*AIM*. Count the lines in the rows below that contain the string "Registry", treating uppercase and lowercase as different, and reply with only that number.

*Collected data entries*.
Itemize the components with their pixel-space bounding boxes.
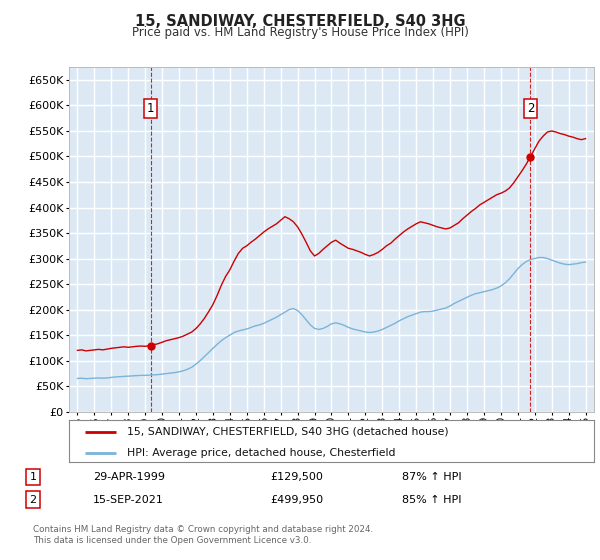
Text: 15, SANDIWAY, CHESTERFIELD, S40 3HG (detached house): 15, SANDIWAY, CHESTERFIELD, S40 3HG (det… [127, 427, 448, 437]
Text: £499,950: £499,950 [270, 494, 323, 505]
Text: 15, SANDIWAY, CHESTERFIELD, S40 3HG: 15, SANDIWAY, CHESTERFIELD, S40 3HG [134, 14, 466, 29]
Text: HPI: Average price, detached house, Chesterfield: HPI: Average price, detached house, Ches… [127, 448, 395, 458]
Text: 2: 2 [29, 494, 37, 505]
Text: 85% ↑ HPI: 85% ↑ HPI [402, 494, 461, 505]
Text: 1: 1 [147, 102, 155, 115]
Text: 1: 1 [29, 472, 37, 482]
Text: 87% ↑ HPI: 87% ↑ HPI [402, 472, 461, 482]
Text: Contains HM Land Registry data © Crown copyright and database right 2024.
This d: Contains HM Land Registry data © Crown c… [33, 525, 373, 545]
Text: 15-SEP-2021: 15-SEP-2021 [93, 494, 164, 505]
Text: Price paid vs. HM Land Registry's House Price Index (HPI): Price paid vs. HM Land Registry's House … [131, 26, 469, 39]
Text: £129,500: £129,500 [270, 472, 323, 482]
Text: 2: 2 [527, 102, 534, 115]
Text: 29-APR-1999: 29-APR-1999 [93, 472, 165, 482]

*FINISHED ANSWER*. 3